Data listing
☆ ☆ ☆

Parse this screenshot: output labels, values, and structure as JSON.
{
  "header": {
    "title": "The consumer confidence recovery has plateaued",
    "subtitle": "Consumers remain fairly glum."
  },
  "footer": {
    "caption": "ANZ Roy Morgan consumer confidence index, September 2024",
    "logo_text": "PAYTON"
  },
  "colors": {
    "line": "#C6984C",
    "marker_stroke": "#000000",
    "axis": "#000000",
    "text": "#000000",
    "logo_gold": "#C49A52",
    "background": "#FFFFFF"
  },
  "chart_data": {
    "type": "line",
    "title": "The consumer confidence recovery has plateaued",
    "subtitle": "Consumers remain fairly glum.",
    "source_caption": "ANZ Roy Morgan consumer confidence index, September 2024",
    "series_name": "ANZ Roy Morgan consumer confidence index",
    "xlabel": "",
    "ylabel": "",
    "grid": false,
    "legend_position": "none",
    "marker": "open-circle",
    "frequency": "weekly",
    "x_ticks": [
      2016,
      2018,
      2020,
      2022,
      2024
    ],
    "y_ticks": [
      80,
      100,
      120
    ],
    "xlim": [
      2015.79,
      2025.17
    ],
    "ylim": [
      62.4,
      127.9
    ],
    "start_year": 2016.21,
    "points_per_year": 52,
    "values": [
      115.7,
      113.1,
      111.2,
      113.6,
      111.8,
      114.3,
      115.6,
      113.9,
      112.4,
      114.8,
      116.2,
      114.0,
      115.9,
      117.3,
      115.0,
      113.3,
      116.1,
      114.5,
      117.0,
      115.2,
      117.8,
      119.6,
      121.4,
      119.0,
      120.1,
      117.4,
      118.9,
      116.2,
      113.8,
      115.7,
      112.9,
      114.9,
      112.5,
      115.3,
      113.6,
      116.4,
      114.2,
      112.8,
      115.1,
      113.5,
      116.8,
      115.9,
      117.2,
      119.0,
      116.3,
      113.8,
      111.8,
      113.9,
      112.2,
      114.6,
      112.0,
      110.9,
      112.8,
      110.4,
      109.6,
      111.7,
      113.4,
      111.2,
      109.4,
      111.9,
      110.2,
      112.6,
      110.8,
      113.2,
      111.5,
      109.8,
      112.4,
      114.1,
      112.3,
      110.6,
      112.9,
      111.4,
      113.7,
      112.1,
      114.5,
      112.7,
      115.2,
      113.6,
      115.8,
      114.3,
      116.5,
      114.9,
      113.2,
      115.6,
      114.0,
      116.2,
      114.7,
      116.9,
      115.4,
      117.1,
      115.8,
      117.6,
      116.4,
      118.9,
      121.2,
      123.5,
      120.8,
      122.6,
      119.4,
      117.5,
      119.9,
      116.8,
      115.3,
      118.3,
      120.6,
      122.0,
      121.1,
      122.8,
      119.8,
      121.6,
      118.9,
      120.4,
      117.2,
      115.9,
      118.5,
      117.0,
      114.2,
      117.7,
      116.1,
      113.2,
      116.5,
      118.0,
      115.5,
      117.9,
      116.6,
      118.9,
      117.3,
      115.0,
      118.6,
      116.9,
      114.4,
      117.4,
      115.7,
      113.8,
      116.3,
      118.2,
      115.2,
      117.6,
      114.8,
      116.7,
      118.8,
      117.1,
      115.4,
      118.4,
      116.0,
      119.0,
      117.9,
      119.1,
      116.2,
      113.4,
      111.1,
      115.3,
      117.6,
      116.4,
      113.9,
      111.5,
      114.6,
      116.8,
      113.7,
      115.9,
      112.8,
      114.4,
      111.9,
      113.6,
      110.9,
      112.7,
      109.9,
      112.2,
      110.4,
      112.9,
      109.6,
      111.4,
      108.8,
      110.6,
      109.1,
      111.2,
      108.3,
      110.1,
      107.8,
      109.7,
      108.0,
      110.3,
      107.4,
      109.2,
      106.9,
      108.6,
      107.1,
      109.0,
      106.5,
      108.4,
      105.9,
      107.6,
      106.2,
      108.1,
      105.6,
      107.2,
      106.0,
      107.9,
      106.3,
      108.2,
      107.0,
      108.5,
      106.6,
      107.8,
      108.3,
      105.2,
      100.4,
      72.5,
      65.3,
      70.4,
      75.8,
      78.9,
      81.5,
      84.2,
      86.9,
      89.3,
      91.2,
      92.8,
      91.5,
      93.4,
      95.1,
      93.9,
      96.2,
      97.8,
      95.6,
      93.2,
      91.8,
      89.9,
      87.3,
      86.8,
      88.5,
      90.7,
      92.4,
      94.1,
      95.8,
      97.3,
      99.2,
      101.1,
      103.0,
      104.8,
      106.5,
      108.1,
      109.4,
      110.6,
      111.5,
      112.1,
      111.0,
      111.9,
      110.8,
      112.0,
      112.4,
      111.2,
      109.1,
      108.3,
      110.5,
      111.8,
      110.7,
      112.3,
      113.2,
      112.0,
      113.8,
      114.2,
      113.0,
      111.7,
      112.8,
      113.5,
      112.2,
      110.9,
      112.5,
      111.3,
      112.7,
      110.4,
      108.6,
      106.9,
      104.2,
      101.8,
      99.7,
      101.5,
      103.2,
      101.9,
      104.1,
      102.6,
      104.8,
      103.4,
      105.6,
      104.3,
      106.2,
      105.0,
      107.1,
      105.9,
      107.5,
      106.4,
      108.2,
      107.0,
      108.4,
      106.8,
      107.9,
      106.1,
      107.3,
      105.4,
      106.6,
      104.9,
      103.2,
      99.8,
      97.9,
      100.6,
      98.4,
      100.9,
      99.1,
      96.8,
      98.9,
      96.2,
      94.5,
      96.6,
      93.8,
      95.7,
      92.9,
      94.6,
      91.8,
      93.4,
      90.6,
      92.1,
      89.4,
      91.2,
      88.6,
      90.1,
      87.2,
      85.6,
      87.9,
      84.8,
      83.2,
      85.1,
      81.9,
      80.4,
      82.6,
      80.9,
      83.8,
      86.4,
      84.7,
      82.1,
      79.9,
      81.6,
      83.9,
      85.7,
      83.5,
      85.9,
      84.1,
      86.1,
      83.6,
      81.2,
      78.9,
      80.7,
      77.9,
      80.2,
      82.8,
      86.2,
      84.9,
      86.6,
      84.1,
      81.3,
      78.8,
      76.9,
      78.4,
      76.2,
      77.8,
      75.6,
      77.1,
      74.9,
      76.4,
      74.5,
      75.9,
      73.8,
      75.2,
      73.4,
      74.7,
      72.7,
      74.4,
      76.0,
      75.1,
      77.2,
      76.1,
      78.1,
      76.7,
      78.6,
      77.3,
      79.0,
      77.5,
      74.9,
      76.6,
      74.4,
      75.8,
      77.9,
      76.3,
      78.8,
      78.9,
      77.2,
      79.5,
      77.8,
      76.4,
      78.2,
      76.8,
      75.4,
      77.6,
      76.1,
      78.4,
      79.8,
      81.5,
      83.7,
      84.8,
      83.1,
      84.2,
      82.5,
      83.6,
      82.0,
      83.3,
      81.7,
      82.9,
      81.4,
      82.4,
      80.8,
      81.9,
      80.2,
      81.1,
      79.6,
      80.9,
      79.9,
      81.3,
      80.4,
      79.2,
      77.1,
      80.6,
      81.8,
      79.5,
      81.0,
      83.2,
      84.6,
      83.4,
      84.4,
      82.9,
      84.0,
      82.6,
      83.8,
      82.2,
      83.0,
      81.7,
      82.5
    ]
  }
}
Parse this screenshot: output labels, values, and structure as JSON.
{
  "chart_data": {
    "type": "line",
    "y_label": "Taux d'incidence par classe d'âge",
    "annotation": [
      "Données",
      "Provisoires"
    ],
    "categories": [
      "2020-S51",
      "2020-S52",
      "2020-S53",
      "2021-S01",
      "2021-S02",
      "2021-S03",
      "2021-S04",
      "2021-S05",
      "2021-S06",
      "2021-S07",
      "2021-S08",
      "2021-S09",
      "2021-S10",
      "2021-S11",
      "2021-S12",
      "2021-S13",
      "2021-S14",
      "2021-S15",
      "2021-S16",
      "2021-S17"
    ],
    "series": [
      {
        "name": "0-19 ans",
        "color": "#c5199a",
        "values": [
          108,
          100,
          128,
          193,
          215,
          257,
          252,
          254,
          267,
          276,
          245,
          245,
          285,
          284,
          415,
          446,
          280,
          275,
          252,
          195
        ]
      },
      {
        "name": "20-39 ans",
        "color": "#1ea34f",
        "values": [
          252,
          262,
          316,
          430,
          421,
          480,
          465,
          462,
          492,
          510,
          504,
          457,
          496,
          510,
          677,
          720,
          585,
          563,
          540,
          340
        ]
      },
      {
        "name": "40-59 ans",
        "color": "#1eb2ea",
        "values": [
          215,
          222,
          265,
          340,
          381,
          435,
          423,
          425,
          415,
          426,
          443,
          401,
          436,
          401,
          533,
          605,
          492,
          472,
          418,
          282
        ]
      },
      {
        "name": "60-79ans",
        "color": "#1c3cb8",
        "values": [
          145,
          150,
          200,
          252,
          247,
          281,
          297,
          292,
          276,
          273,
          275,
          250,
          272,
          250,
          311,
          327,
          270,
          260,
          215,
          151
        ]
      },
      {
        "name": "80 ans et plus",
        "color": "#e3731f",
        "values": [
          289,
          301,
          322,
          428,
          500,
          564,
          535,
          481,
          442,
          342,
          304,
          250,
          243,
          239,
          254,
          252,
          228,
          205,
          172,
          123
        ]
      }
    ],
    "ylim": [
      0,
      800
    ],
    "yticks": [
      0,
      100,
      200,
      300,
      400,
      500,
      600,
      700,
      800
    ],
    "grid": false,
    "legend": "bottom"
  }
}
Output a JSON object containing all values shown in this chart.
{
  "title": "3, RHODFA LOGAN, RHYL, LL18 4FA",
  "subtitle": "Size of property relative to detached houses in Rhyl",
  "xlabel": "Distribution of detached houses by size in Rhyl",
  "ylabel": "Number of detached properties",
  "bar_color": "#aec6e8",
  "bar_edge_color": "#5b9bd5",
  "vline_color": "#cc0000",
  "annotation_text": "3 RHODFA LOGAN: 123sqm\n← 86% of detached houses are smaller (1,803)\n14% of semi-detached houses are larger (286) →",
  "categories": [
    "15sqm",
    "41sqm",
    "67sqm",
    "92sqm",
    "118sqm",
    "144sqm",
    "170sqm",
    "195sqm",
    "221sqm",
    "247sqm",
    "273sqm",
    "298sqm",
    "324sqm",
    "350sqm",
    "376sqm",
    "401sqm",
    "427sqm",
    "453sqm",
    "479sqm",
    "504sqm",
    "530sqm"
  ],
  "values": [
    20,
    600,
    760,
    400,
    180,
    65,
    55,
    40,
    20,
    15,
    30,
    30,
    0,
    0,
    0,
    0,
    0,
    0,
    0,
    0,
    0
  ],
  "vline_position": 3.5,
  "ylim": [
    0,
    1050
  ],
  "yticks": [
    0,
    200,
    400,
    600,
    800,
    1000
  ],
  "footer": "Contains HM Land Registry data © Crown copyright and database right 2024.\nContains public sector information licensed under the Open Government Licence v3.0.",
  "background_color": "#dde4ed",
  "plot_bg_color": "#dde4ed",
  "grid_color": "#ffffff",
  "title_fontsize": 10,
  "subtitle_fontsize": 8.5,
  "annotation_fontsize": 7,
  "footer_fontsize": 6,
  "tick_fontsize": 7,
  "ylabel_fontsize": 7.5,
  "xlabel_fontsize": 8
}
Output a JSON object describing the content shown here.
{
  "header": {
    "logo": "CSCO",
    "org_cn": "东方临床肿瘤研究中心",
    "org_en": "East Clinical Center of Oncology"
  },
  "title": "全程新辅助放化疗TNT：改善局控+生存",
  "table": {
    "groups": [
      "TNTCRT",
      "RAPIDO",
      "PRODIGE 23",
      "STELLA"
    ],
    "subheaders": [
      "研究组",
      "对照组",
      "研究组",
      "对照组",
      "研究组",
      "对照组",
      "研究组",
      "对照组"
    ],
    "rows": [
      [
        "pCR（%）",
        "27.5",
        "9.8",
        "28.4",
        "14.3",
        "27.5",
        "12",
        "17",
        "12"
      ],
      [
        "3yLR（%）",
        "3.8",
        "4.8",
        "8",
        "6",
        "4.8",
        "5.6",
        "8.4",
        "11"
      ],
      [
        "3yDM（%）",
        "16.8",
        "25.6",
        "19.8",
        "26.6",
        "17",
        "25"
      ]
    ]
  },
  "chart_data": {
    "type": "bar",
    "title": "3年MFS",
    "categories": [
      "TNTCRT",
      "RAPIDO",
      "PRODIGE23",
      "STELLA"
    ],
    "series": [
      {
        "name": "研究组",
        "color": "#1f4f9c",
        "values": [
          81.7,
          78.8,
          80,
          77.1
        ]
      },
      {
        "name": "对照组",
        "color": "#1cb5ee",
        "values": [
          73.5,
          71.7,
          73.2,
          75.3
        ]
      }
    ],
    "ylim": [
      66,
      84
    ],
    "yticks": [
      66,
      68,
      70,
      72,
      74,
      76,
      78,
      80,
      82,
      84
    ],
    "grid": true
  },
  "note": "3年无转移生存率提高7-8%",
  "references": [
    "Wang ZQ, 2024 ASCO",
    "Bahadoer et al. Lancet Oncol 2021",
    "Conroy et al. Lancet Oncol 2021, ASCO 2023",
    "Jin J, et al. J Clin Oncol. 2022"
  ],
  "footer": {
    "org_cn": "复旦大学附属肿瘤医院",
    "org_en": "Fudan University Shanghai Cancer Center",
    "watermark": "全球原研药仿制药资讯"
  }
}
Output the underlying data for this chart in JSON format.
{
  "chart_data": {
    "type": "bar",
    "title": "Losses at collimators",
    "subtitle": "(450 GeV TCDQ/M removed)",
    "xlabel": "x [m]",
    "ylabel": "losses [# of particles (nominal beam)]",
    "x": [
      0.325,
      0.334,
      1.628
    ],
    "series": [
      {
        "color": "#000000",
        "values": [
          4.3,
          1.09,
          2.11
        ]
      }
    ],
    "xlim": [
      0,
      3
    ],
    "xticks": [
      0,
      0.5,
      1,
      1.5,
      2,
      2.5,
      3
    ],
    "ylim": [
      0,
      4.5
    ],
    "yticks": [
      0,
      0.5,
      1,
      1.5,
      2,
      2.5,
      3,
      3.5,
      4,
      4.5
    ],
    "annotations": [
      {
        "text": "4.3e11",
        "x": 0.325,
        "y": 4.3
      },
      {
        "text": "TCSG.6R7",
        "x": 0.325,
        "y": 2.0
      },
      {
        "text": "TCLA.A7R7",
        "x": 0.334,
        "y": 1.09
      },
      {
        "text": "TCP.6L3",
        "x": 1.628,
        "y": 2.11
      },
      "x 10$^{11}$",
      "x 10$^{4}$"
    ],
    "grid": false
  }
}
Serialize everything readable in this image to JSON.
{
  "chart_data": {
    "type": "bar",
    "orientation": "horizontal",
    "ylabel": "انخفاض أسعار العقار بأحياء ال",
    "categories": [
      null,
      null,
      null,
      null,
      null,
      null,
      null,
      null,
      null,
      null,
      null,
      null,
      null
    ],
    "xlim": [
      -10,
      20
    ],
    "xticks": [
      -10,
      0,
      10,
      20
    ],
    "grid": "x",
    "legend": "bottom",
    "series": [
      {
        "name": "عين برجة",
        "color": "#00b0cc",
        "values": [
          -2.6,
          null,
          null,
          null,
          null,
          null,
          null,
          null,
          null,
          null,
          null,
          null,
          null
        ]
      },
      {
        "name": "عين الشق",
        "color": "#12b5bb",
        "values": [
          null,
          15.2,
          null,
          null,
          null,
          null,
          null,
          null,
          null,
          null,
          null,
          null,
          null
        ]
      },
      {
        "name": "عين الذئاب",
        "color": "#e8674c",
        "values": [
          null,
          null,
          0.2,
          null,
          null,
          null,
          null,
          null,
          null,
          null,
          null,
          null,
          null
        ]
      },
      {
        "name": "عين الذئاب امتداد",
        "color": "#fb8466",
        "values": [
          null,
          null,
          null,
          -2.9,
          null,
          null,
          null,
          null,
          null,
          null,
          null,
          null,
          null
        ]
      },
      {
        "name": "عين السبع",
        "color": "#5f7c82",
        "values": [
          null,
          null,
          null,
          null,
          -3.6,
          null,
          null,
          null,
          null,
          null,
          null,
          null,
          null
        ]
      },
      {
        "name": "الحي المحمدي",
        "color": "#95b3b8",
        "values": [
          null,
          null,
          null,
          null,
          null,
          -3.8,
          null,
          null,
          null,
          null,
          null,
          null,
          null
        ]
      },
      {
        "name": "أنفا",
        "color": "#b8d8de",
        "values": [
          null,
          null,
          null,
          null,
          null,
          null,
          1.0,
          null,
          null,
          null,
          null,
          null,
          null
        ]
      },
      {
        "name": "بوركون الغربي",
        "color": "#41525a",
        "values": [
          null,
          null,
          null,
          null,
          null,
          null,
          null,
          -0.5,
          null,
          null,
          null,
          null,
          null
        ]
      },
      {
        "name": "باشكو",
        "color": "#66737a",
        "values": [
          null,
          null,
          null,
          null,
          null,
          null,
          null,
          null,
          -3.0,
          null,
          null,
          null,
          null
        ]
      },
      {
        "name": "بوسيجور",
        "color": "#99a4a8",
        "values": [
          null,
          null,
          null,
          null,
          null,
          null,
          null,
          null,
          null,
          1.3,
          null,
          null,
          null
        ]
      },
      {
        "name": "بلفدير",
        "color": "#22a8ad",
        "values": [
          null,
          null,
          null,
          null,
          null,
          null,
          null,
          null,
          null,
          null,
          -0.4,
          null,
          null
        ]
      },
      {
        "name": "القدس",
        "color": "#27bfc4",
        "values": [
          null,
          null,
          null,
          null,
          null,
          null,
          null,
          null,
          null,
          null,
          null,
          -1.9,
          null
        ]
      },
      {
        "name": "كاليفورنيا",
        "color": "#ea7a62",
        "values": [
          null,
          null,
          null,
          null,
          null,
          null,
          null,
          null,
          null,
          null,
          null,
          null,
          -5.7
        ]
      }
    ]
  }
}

☆ ☆ ☆

WHAT YOU NEED TO DO: Search the lines above for the string "RHODFA", then show every one that has it.

RIGHT ANSWER:
  "title": "3, RHODFA LOGAN, RHYL, LL18 4FA",
  "annotation_text": "3 RHODFA LOGAN: 123sqm\n← 86% of detached houses are smaller (1,803)\n14% of semi-detached houses are larger (286) →",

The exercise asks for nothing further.